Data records
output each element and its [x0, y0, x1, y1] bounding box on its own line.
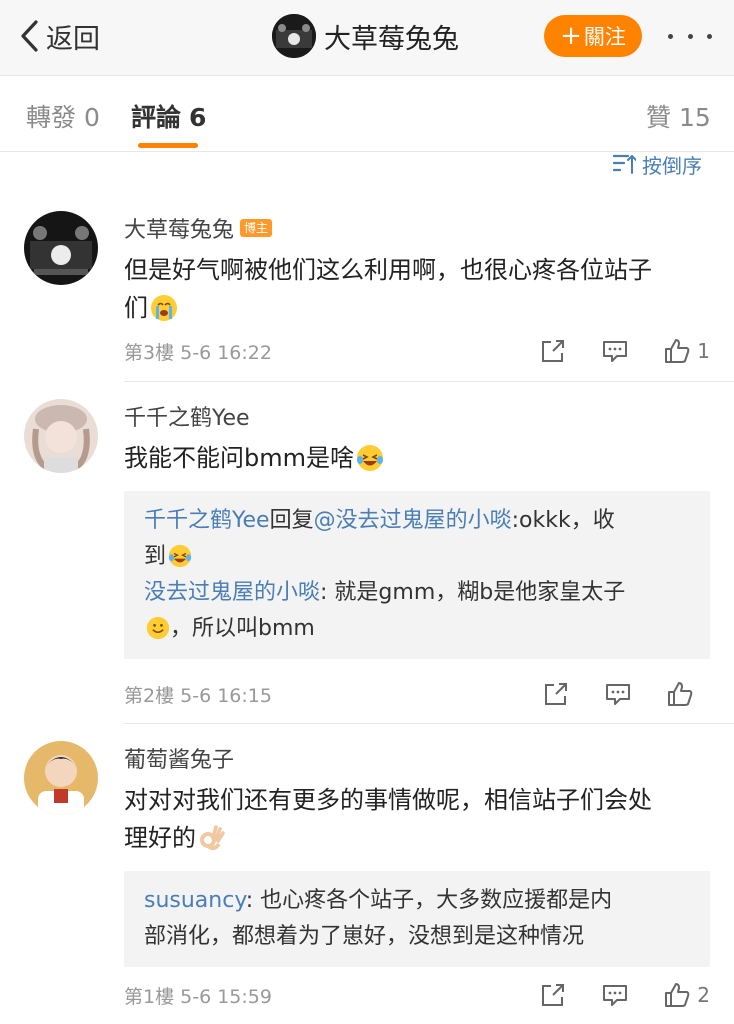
avatar[interactable]	[24, 399, 98, 473]
reply-text: : 就是gmm，糊b是他家皇太子	[320, 580, 626, 605]
laughing-tears-icon	[168, 544, 192, 568]
comment-icon	[603, 341, 628, 362]
reply-text: 到	[144, 544, 167, 569]
comment-meta: 第2樓 5-6 16:15	[124, 679, 710, 709]
back-label: 返回	[46, 23, 100, 55]
reply-thread: susuancy: 也心疼各个站子，大多数应援都是内部消化，都想着为了崽好，没想…	[124, 871, 710, 967]
reply-item[interactable]: 千千之鹤Yee回复@没去过鬼屋的小啖:okkk，收到	[144, 503, 690, 575]
floor-time: 第1樓 5-6 15:59	[124, 985, 272, 1008]
tab-likes[interactable]: 贊 15	[646, 98, 711, 134]
comment-icon	[603, 985, 628, 1006]
sort-toggle[interactable]: 按倒序	[612, 150, 702, 178]
reply-item[interactable]: susuancy: 也心疼各个站子，大多数应援都是内部消化，都想着为了崽好，没想…	[144, 883, 690, 955]
avatar[interactable]	[24, 741, 98, 815]
page-title: 大草莓兔兔	[324, 23, 459, 55]
back-button[interactable]: 返回	[18, 14, 100, 58]
comment-meta: 第1樓 5-6 15:59 2	[124, 980, 710, 1010]
reply-author[interactable]: susuancy	[144, 888, 246, 913]
like-button[interactable]: 1	[663, 337, 710, 365]
top-nav-bar: 返回 大草莓兔兔 + 關注	[0, 0, 734, 76]
reply-author[interactable]: 千千之鹤Yee	[144, 508, 270, 533]
thumbs-up-icon	[665, 983, 690, 1007]
floor-time: 第2樓 5-6 16:15	[124, 684, 272, 707]
follow-label: 關注	[583, 25, 626, 49]
more-dot-icon	[687, 33, 693, 39]
commenter-name[interactable]: 葡萄酱兔子	[124, 742, 234, 774]
tab-reposts-count: 0	[84, 103, 100, 132]
like-count: 1	[697, 339, 710, 363]
divider	[124, 381, 734, 382]
comment-text-line: 理好的	[124, 824, 196, 852]
smile-face-icon	[146, 616, 170, 640]
tab-bar: 轉發 0 評論 6 贊 15	[0, 76, 734, 152]
tab-comments[interactable]: 評論 6	[131, 98, 206, 134]
author-badge: 博主	[240, 219, 273, 237]
comment-text-line: 我能不能问bmm是啥	[124, 444, 354, 472]
tab-likes-count: 15	[679, 103, 711, 132]
reply-author[interactable]: 没去过鬼屋的小啖	[144, 580, 320, 605]
chevron-left-icon	[21, 20, 38, 52]
reply-text: ，所以叫bmm	[170, 616, 315, 641]
reply-text: :okkk，收	[511, 508, 615, 533]
share-button[interactable]	[539, 981, 567, 1009]
divider	[124, 723, 734, 724]
comment-text: 但是好气啊被他们这么利用啊，也很心疼各位站子 们	[124, 251, 710, 327]
commenter-name[interactable]: 大草莓兔兔	[124, 212, 234, 244]
more-options-button[interactable]	[668, 24, 712, 48]
active-tab-indicator	[138, 143, 198, 148]
sort-label: 按倒序	[642, 153, 702, 178]
mention-link[interactable]: @没去过鬼屋的小啖	[314, 508, 512, 533]
tab-comments-label: 評論	[131, 103, 182, 132]
share-icon	[545, 683, 567, 705]
comment-icon	[606, 684, 630, 705]
share-icon	[542, 340, 565, 362]
share-icon	[542, 984, 565, 1006]
thumbs-up-icon	[668, 682, 693, 706]
avatar[interactable]	[272, 14, 316, 58]
like-button[interactable]	[666, 680, 710, 708]
share-button[interactable]	[539, 337, 567, 365]
comment-text: 我能不能问bmm是啥	[124, 439, 710, 477]
reply-text: : 也心疼各个站子，大多数应援都是内	[245, 888, 613, 913]
comment-text-line: 对对对我们还有更多的事情做呢，相信站子们会处	[124, 786, 652, 814]
reply-button[interactable]	[601, 337, 629, 365]
share-button[interactable]	[542, 680, 570, 708]
comment-meta: 第3樓 5-6 16:22 1	[124, 336, 710, 366]
reply-item[interactable]: 没去过鬼屋的小啖: 就是gmm，糊b是他家皇太子 ，所以叫bmm	[144, 575, 690, 647]
comment-text: 对对对我们还有更多的事情做呢，相信站子们会处 理好的	[124, 781, 710, 857]
tab-reposts-label: 轉發	[26, 103, 77, 132]
commenter-name[interactable]: 千千之鹤Yee	[124, 400, 250, 432]
reply-word: 回复	[269, 508, 314, 533]
laughing-tears-icon	[357, 445, 383, 471]
ok-hand-icon	[200, 825, 225, 851]
like-button[interactable]: 2	[663, 981, 710, 1009]
tab-reposts[interactable]: 轉發 0	[26, 98, 100, 134]
reply-text: 部消化，都想着为了崽好，没想到是这种情况	[144, 924, 585, 949]
avatar[interactable]	[24, 211, 98, 285]
reply-button[interactable]	[601, 981, 629, 1009]
more-dot-icon	[707, 33, 712, 39]
sort-order-icon	[612, 154, 636, 174]
tab-comments-count: 6	[189, 103, 207, 132]
comment-text-line: 但是好气啊被他们这么利用啊，也很心疼各位站子	[124, 256, 652, 284]
follow-button[interactable]: + 關注	[544, 15, 642, 57]
tab-likes-label: 贊	[646, 103, 672, 132]
profile-title[interactable]: 大草莓兔兔	[272, 13, 459, 59]
reply-button[interactable]	[604, 680, 632, 708]
reply-thread: 千千之鹤Yee回复@没去过鬼屋的小啖:okkk，收到 没去过鬼屋的小啖: 就是g…	[124, 491, 710, 659]
floor-time: 第3樓 5-6 16:22	[124, 341, 272, 364]
plus-icon: +	[560, 21, 582, 51]
like-count: 2	[697, 983, 710, 1007]
more-dot-icon	[668, 33, 673, 39]
crying-face-icon	[151, 295, 177, 321]
comment-text-line: 们	[124, 294, 148, 322]
thumbs-up-icon	[665, 339, 690, 363]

**What you have to do:** Copy out every line of the material above word for word, leaving out the pictures.

**Result for this exercise:**
output each element and its [x0, y0, x1, y1] bounding box on its own line.
avatar[interactable]	[24, 399, 98, 473]
reply-text: : 就是gmm，糊b是他家皇太子	[320, 580, 626, 605]
laughing-tears-icon	[168, 544, 192, 568]
comment-icon	[603, 341, 628, 362]
reply-text: 到	[144, 544, 167, 569]
comment-meta: 第2樓 5-6 16:15	[124, 679, 710, 709]
back-label: 返回	[46, 23, 100, 55]
reply-thread: susuancy: 也心疼各个站子，大多数应援都是内部消化，都想着为了崽好，没想…	[124, 871, 710, 967]
reply-item[interactable]: 千千之鹤Yee回复@没去过鬼屋的小啖:okkk，收到	[144, 503, 690, 575]
floor-time: 第1樓 5-6 15:59	[124, 985, 272, 1008]
tab-likes[interactable]: 贊 15	[646, 98, 711, 134]
comment-icon	[603, 985, 628, 1006]
sort-toggle[interactable]: 按倒序	[612, 150, 702, 178]
reply-item[interactable]: susuancy: 也心疼各个站子，大多数应援都是内部消化，都想着为了崽好，没想…	[144, 883, 690, 955]
avatar[interactable]	[24, 741, 98, 815]
page-title: 大草莓兔兔	[324, 23, 459, 55]
back-button[interactable]: 返回	[18, 14, 100, 58]
comment-meta: 第1樓 5-6 15:59 2	[124, 980, 710, 1010]
reply-author[interactable]: susuancy	[144, 888, 246, 913]
like-button[interactable]: 1	[663, 337, 710, 365]
top-nav-bar: 返回 大草莓兔兔 + 關注	[0, 0, 734, 76]
reply-author[interactable]: 千千之鹤Yee	[144, 508, 270, 533]
thumbs-up-icon	[665, 983, 690, 1007]
floor-time: 第2樓 5-6 16:15	[124, 684, 272, 707]
follow-label: 關注	[583, 25, 626, 49]
more-dot-icon	[687, 33, 693, 39]
commenter-name[interactable]: 葡萄酱兔子	[124, 742, 234, 774]
tab-reposts-count: 0	[84, 103, 100, 132]
like-count: 1	[697, 339, 710, 363]
divider	[124, 381, 734, 382]
comment-text-line: 理好的	[124, 824, 196, 852]
smile-face-icon	[146, 616, 170, 640]
tab-bar: 轉發 0 評論 6 贊 15	[0, 76, 734, 152]
tab-comments[interactable]: 評論 6	[131, 98, 206, 134]
author-badge: 博主	[240, 219, 273, 237]
comment-text-line: 我能不能问bmm是啥	[124, 444, 354, 472]
tab-likes-count: 15	[679, 103, 711, 132]
reply-author[interactable]: 没去过鬼屋的小啖	[144, 580, 320, 605]
chevron-left-icon	[21, 20, 38, 52]
reply-text: ，所以叫bmm	[170, 616, 315, 641]
reply-text: :okkk，收	[511, 508, 615, 533]
share-button[interactable]	[539, 981, 567, 1009]
divider	[124, 723, 734, 724]
comment-text: 但是好气啊被他们这么利用啊，也很心疼各位站子 们	[124, 251, 710, 327]
commenter-name[interactable]: 大草莓兔兔	[124, 212, 234, 244]
more-options-button[interactable]	[668, 24, 712, 48]
active-tab-indicator	[138, 143, 198, 148]
sort-label: 按倒序	[642, 153, 702, 178]
mention-link[interactable]: @没去过鬼屋的小啖	[314, 508, 512, 533]
tab-comments-label: 評論	[131, 103, 182, 132]
share-icon	[545, 683, 567, 705]
comment-icon	[606, 684, 630, 705]
share-icon	[542, 340, 565, 362]
share-icon	[542, 984, 565, 1006]
thumbs-up-icon	[668, 682, 693, 706]
avatar[interactable]	[272, 14, 316, 58]
like-button[interactable]	[666, 680, 710, 708]
share-button[interactable]	[539, 337, 567, 365]
comment-text: 我能不能问bmm是啥	[124, 439, 710, 477]
reply-text: : 也心疼各个站子，大多数应援都是内	[245, 888, 613, 913]
comment-text-line: 对对对我们还有更多的事情做呢，相信站子们会处	[124, 786, 652, 814]
reply-button[interactable]	[601, 337, 629, 365]
share-button[interactable]	[542, 680, 570, 708]
comment-meta: 第3樓 5-6 16:22 1	[124, 336, 710, 366]
reply-item[interactable]: 没去过鬼屋的小啖: 就是gmm，糊b是他家皇太子 ，所以叫bmm	[144, 575, 690, 647]
comment-text: 对对对我们还有更多的事情做呢，相信站子们会处 理好的	[124, 781, 710, 857]
tab-reposts-label: 轉發	[26, 103, 77, 132]
commenter-name[interactable]: 千千之鹤Yee	[124, 400, 250, 432]
reply-word: 回复	[269, 508, 314, 533]
laughing-tears-icon	[357, 445, 383, 471]
ok-hand-icon	[200, 825, 225, 851]
like-button[interactable]: 2	[663, 981, 710, 1009]
tab-reposts[interactable]: 轉發 0	[26, 98, 100, 134]
reply-text: 部消化，都想着为了崽好，没想到是这种情况	[144, 924, 585, 949]
avatar[interactable]	[24, 211, 98, 285]
reply-button[interactable]	[601, 981, 629, 1009]
more-dot-icon	[707, 33, 712, 39]
sort-order-icon	[612, 154, 636, 174]
tab-comments-count: 6	[189, 103, 207, 132]
comment-text-line: 但是好气啊被他们这么利用啊，也很心疼各位站子	[124, 256, 652, 284]
follow-button[interactable]: + 關注	[544, 15, 642, 57]
tab-likes-label: 贊	[646, 103, 672, 132]
profile-title[interactable]: 大草莓兔兔	[272, 13, 459, 59]
reply-button[interactable]	[604, 680, 632, 708]
reply-thread: 千千之鹤Yee回复@没去过鬼屋的小啖:okkk，收到 没去过鬼屋的小啖: 就是g…	[124, 491, 710, 659]
floor-time: 第3樓 5-6 16:22	[124, 341, 272, 364]
plus-icon: +	[560, 21, 582, 51]
like-count: 2	[697, 983, 710, 1007]
more-dot-icon	[668, 33, 673, 39]
crying-face-icon	[151, 295, 177, 321]
comment-text-line: 们	[124, 294, 148, 322]
thumbs-up-icon	[665, 339, 690, 363]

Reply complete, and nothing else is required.